— Start —
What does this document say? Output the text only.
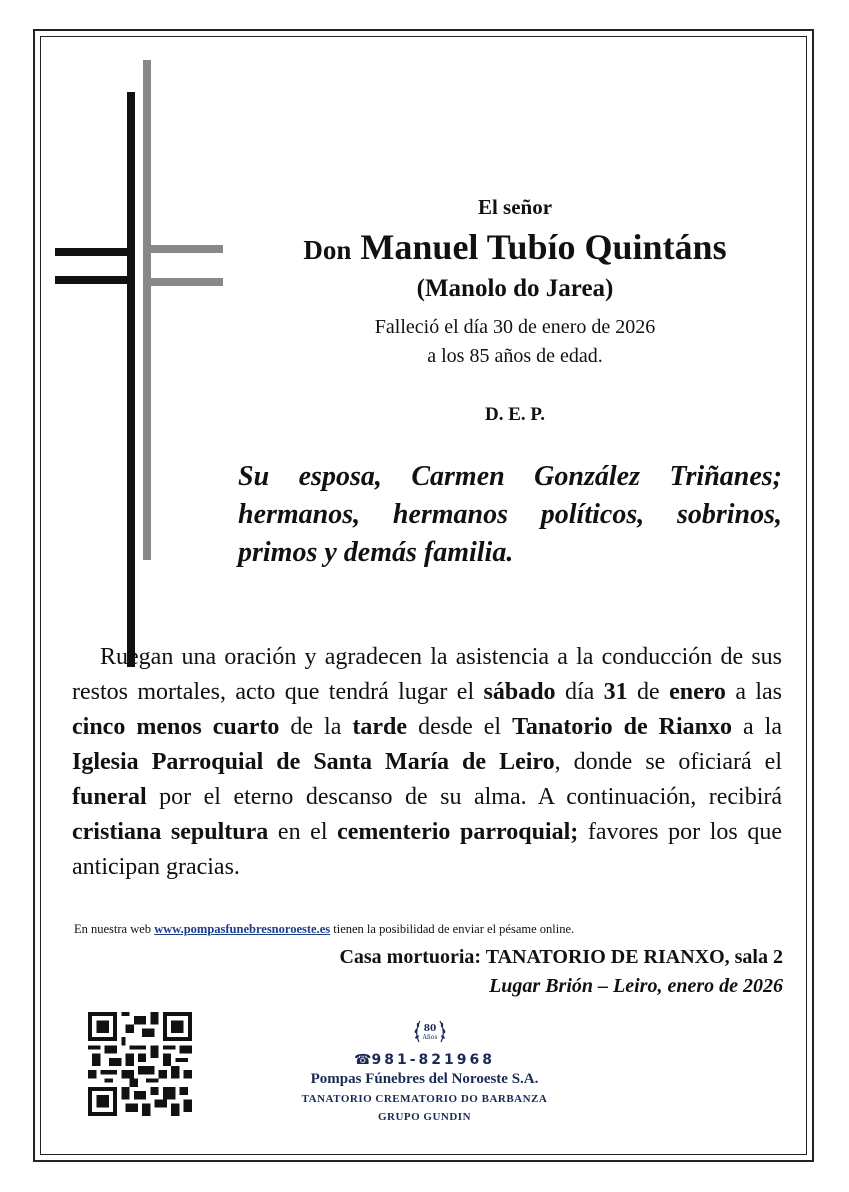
El señor
Don Manuel Tubío Quintáns
(Manolo do Jarea)
Falleció el día 30 de enero de 2026
a los 85 años de edad.
D. E. P.
Su esposa, Carmen González Triñanes; hermanos, hermanos políticos, sobrinos, primos y demás familia.
Ruegan una oración y agradecen la asistencia a la conducción de sus restos mortales, acto que tendrá lugar el sábado día 31 de enero a las cinco menos cuarto de la tarde desde el Tanatorio de Rianxo a la Iglesia Parroquial de Santa María de Leiro, donde se oficiará el funeral por el eterno descanso de su alma. A continuación, recibirá cristiana sepultura en el cementerio parroquial; favores por los que anticipan gracias.
En nuestra web www.pompasfunebresnoroeste.es tienen la posibilidad de enviar el pésame online.
Casa mortuoria: TANATORIO DE RIANXO, sala 2
Lugar Brión – Leiro, enero de 2026
80
Años
☎981-821968
Pompas Fúnebres del Noroeste S.A.
TANATORIO CREMATORIO DO BARBANZA
GRUPO GUNDIN
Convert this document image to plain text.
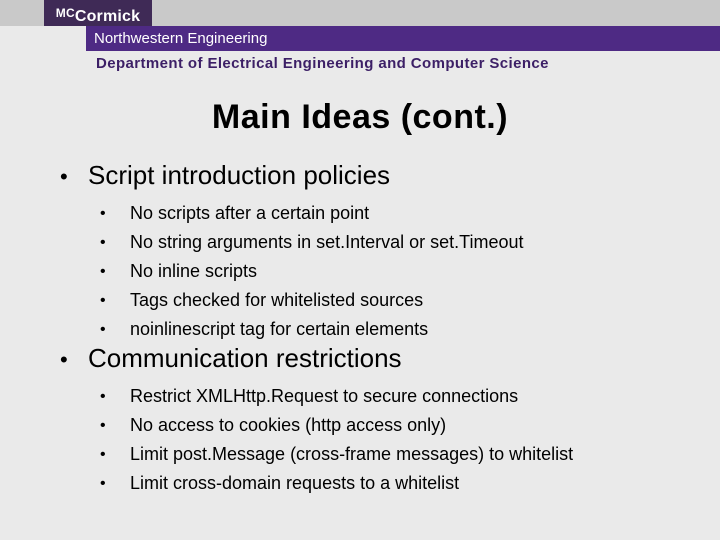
$^{MC}$Cormick
Northwestern Engineering
Department of Electrical Engineering and Computer Science
Main Ideas (cont.)
• Script introduction policies
•	No scripts after a certain point
•	No string arguments in set.Interval or set.Timeout
•	No inline scripts
•	Tags checked for whitelisted sources
•	noinlinescript tag for certain elements
• Communication restrictions
•	Restrict XMLHttp.Request to secure connections
•	No access to cookies (http access only)
•	Limit post.Message (cross-frame messages) to whitelist
•	Limit cross-domain requests to a whitelist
— End —
**WHAT IS ASKED:**
Begin with the line containing "Convert this document image to plain text." and end with the final line of the data, printing those lines exactly and only; pictures are left out.

**RESPONSE:**
Convert this document image to plain text.
$^{MC}$Cormick
Northwestern Engineering
Department of Electrical Engineering and Computer Science
Main Ideas (cont.)
• Script introduction policies
•	No scripts after a certain point
•	No string arguments in set.Interval or set.Timeout
•	No inline scripts
•	Tags checked for whitelisted sources
•	noinlinescript tag for certain elements
• Communication restrictions
•	Restrict XMLHttp.Request to secure connections
•	No access to cookies (http access only)
•	Limit post.Message (cross-frame messages) to whitelist
•	Limit cross-domain requests to a whitelist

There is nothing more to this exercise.